* _Task data_:
# # # # # # #
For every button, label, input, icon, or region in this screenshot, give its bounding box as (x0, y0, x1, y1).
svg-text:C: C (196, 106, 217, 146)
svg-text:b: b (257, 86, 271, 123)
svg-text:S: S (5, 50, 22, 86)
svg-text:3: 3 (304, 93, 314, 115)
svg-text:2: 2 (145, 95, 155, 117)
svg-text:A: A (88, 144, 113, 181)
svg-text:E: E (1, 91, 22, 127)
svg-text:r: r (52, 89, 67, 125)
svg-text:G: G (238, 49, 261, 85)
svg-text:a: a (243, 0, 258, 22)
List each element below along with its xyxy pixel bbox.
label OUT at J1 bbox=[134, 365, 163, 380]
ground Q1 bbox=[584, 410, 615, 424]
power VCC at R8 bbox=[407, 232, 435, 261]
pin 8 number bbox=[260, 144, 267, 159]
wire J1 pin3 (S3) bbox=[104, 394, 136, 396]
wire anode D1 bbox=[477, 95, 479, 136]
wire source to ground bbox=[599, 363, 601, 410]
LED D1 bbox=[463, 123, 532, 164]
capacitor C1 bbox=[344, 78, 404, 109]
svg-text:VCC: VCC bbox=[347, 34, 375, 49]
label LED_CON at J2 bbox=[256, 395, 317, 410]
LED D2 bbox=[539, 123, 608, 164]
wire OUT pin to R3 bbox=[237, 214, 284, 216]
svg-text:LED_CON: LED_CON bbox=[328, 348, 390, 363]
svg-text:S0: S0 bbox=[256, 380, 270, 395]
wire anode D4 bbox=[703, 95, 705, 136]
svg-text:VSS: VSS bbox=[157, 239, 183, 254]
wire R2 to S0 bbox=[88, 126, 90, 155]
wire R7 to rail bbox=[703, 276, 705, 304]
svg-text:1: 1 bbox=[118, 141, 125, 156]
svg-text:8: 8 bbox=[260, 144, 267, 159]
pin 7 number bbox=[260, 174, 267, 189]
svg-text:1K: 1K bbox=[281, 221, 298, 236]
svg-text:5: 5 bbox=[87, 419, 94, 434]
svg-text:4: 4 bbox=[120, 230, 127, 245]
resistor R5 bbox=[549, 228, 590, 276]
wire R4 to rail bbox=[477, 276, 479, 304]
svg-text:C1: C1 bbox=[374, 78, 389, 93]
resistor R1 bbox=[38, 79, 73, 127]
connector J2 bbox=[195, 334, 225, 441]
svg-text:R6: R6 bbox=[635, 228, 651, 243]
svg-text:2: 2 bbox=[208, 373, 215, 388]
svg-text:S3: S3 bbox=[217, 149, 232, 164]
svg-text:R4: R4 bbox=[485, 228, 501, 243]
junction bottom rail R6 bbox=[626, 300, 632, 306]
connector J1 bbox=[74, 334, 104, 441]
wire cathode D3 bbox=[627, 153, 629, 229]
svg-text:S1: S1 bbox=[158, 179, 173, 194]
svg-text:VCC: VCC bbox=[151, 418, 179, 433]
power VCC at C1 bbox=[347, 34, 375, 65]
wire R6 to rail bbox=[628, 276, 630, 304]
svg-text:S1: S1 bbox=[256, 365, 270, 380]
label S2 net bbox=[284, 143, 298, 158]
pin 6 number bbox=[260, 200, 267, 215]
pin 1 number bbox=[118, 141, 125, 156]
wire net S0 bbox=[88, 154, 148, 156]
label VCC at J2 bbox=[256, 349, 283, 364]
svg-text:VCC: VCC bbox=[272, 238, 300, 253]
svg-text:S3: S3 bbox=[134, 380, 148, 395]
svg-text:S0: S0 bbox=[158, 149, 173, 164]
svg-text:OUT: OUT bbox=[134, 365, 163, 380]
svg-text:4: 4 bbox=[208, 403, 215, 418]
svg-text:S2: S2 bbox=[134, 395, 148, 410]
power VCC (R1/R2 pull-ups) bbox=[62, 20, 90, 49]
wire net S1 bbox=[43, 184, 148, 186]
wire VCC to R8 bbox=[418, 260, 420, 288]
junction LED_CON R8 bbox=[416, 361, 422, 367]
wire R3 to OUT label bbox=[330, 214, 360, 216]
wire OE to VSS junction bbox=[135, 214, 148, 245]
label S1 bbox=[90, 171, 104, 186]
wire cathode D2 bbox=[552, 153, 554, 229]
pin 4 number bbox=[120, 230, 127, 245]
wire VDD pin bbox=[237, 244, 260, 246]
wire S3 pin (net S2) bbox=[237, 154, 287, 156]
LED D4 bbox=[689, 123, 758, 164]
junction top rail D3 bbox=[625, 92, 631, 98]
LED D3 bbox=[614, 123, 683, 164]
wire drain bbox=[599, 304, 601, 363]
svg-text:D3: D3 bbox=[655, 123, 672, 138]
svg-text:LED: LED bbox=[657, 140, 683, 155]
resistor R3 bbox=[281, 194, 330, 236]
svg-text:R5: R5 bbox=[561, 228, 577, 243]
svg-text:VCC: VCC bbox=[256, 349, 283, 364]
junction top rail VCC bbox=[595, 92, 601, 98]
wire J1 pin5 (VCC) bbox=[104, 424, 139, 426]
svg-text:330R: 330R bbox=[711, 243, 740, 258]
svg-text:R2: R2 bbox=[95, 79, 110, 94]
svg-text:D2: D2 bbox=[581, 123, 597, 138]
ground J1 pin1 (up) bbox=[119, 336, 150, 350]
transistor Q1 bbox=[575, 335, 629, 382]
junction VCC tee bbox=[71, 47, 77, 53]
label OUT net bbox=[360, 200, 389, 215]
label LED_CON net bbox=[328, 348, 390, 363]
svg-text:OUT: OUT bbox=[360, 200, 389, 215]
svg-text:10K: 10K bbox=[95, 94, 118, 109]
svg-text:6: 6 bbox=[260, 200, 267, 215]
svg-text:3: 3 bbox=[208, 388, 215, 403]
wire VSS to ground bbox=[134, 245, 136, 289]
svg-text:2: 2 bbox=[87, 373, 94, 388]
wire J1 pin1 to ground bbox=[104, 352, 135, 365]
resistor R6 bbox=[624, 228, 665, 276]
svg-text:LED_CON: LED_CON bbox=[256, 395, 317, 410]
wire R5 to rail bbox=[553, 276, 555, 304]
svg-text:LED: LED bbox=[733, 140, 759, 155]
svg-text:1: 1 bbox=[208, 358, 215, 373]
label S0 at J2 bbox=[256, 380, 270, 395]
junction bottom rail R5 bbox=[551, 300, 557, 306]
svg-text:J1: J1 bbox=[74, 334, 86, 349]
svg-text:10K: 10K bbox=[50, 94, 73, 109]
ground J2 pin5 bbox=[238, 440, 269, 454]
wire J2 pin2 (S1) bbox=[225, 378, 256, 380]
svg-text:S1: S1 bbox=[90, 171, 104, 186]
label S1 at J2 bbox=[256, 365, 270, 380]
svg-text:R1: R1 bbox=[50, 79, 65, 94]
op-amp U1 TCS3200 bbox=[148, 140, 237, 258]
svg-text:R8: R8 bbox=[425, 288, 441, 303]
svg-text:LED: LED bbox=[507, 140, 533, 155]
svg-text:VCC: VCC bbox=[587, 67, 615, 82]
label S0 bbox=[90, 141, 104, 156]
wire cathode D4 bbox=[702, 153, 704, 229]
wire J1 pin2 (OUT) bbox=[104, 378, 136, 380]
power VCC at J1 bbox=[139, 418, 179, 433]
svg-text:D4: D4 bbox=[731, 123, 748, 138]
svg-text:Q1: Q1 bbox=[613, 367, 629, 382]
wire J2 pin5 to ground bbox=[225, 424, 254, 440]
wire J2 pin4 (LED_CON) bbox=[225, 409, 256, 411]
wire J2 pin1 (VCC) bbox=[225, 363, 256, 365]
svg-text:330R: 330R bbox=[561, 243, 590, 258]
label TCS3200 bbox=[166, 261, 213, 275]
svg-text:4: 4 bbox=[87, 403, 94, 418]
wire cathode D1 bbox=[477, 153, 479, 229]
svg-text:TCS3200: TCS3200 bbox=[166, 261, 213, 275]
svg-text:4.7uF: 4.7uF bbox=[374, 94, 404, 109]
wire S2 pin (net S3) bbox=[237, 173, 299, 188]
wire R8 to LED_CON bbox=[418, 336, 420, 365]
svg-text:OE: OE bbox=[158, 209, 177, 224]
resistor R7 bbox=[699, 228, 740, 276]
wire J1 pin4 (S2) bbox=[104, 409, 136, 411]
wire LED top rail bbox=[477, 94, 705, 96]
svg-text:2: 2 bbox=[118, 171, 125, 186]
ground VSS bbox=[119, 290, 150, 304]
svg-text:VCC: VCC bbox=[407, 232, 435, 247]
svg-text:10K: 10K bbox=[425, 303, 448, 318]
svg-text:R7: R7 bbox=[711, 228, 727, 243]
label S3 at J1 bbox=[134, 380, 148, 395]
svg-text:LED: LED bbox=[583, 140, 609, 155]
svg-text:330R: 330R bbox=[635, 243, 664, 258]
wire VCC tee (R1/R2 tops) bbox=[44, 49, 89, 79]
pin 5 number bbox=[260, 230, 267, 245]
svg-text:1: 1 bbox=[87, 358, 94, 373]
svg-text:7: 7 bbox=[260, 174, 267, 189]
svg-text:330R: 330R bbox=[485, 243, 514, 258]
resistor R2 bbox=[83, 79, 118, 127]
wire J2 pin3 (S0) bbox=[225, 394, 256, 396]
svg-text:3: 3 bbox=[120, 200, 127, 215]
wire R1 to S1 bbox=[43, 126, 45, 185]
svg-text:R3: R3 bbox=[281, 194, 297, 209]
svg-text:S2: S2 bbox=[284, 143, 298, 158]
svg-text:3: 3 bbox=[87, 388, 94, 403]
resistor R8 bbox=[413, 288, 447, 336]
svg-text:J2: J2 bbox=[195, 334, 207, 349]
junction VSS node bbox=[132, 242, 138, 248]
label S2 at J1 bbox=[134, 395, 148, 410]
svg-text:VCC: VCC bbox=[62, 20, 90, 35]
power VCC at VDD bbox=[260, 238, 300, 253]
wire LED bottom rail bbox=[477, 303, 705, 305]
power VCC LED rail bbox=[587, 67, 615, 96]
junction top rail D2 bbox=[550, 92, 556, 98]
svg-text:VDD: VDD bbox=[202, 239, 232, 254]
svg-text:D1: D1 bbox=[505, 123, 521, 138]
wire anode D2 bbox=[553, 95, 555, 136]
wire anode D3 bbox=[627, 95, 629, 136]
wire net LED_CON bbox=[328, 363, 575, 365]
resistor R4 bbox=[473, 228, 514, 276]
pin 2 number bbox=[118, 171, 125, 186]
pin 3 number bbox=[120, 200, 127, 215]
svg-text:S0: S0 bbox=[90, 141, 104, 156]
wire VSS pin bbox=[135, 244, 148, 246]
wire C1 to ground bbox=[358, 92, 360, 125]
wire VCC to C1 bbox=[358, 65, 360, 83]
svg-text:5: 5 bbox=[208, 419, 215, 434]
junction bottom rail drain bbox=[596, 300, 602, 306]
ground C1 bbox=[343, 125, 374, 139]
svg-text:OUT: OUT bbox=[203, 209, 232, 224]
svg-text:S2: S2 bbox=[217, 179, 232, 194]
# # # # # # #
* _Challenge_: Copy the entries from the start through the line containing "svg-text:LED_CON: LED_CON bbox=[328, 348, 390, 363]", swapping "capacitor" for "condenser" and leaving everything else unchanged.

* _Result of the task_:
For every button, label, input, icon, or region in this screenshot, give its bounding box as (x0, y0, x1, y1).
svg-text:C: C (196, 106, 217, 146)
svg-text:b: b (257, 86, 271, 123)
svg-text:S: S (5, 50, 22, 86)
svg-text:3: 3 (304, 93, 314, 115)
svg-text:2: 2 (145, 95, 155, 117)
svg-text:A: A (88, 144, 113, 181)
svg-text:E: E (1, 91, 22, 127)
svg-text:r: r (52, 89, 67, 125)
svg-text:G: G (238, 49, 261, 85)
svg-text:a: a (243, 0, 258, 22)
List each element below along with its xyxy pixel bbox.
label OUT at J1 bbox=[134, 365, 163, 380]
ground Q1 bbox=[584, 410, 615, 424]
power VCC at R8 bbox=[407, 232, 435, 261]
pin 8 number bbox=[260, 144, 267, 159]
wire J1 pin3 (S3) bbox=[104, 394, 136, 396]
wire anode D1 bbox=[477, 95, 479, 136]
wire source to ground bbox=[599, 363, 601, 410]
LED D1 bbox=[463, 123, 532, 164]
condenser C1 bbox=[344, 78, 404, 109]
svg-text:VCC: VCC bbox=[347, 34, 375, 49]
label LED_CON at J2 bbox=[256, 395, 317, 410]
LED D2 bbox=[539, 123, 608, 164]
wire OUT pin to R3 bbox=[237, 214, 284, 216]
svg-text:LED_CON: LED_CON bbox=[328, 348, 390, 363]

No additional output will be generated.